DATA FOR THIS TASK ▸
= = = = = = =

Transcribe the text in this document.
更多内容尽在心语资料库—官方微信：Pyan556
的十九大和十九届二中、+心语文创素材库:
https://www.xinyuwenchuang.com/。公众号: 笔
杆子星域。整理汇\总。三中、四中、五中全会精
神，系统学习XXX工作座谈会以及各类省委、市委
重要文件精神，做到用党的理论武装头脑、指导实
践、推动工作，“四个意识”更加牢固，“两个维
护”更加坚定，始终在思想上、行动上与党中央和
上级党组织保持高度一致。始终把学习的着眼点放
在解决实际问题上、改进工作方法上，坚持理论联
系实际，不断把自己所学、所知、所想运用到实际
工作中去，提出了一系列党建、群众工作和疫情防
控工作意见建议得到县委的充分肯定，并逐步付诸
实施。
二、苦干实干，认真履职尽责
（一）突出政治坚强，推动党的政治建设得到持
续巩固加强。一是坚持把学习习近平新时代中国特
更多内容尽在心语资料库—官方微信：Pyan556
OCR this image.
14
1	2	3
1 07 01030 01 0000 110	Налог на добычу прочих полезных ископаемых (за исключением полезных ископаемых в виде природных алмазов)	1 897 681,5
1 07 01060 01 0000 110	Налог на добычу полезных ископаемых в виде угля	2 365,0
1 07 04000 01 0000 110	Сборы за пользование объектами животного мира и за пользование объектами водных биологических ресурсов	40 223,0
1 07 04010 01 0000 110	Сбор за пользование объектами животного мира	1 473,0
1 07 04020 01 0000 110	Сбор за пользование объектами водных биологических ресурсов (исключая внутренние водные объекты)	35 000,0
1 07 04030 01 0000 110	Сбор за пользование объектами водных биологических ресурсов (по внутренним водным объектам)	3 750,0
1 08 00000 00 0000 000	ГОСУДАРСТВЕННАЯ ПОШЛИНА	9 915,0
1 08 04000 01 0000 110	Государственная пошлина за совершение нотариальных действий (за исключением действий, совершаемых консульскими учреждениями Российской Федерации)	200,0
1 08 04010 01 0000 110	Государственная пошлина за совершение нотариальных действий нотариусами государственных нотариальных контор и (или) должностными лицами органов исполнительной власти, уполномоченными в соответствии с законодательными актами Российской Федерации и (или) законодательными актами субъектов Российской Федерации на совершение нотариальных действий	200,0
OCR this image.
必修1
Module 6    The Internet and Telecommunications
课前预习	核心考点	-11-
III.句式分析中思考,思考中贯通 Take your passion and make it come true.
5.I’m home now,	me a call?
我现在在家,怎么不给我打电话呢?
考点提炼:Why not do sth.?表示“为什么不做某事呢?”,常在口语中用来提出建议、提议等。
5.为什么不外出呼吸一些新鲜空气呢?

= = = = = = =

JOB ▸ Write out the records shown above, exactly as they appear.

RESPONSE TO THE EXERCISE ▸
Transcribe the text in this document.
更多内容尽在心语资料库—官方微信：Pyan556
的十九大和十九届二中、+心语文创素材库:
https://www.xinyuwenchuang.com/。公众号: 笔
杆子星域。整理汇\总。三中、四中、五中全会精
神，系统学习XXX工作座谈会以及各类省委、市委
重要文件精神，做到用党的理论武装头脑、指导实
践、推动工作，“四个意识”更加牢固，“两个维
护”更加坚定，始终在思想上、行动上与党中央和
上级党组织保持高度一致。始终把学习的着眼点放
在解决实际问题上、改进工作方法上，坚持理论联
系实际，不断把自己所学、所知、所想运用到实际
工作中去，提出了一系列党建、群众工作和疫情防
控工作意见建议得到县委的充分肯定，并逐步付诸
实施。
二、苦干实干，认真履职尽责
（一）突出政治坚强，推动党的政治建设得到持
续巩固加强。一是坚持把学习习近平新时代中国特
更多内容尽在心语资料库—官方微信：Pyan556
OCR this image.
14
1	2	3
1 07 01030 01 0000 110	Налог на добычу прочих полезных ископаемых (за исключением полезных ископаемых в виде природных алмазов)	1 897 681,5
1 07 01060 01 0000 110	Налог на добычу полезных ископаемых в виде угля	2 365,0
1 07 04000 01 0000 110	Сборы за пользование объектами животного мира и за пользование объектами водных биологических ресурсов	40 223,0
1 07 04010 01 0000 110	Сбор за пользование объектами животного мира	1 473,0
1 07 04020 01 0000 110	Сбор за пользование объектами водных биологических ресурсов (исключая внутренние водные объекты)	35 000,0
1 07 04030 01 0000 110	Сбор за пользование объектами водных биологических ресурсов (по внутренним водным объектам)	3 750,0
1 08 00000 00 0000 000	ГОСУДАРСТВЕННАЯ ПОШЛИНА	9 915,0
1 08 04000 01 0000 110	Государственная пошлина за совершение нотариальных действий (за исключением действий, совершаемых консульскими учреждениями Российской Федерации)	200,0
1 08 04010 01 0000 110	Государственная пошлина за совершение нотариальных действий нотариусами государственных нотариальных контор и (или) должностными лицами органов исполнительной власти, уполномоченными в соответствии с законодательными актами Российской Федерации и (или) законодательными актами субъектов Российской Федерации на совершение нотариальных действий	200,0
OCR this image.
必修1
Module 6    The Internet and Telecommunications
课前预习	核心考点	-11-
III.句式分析中思考,思考中贯通 Take your passion and make it come true.
5.I’m home now,	me a call?
我现在在家,怎么不给我打电话呢?
考点提炼:Why not do sth.?表示“为什么不做某事呢?”,常在口语中用来提出建议、提议等。
5.为什么不外出呼吸一些新鲜空气呢?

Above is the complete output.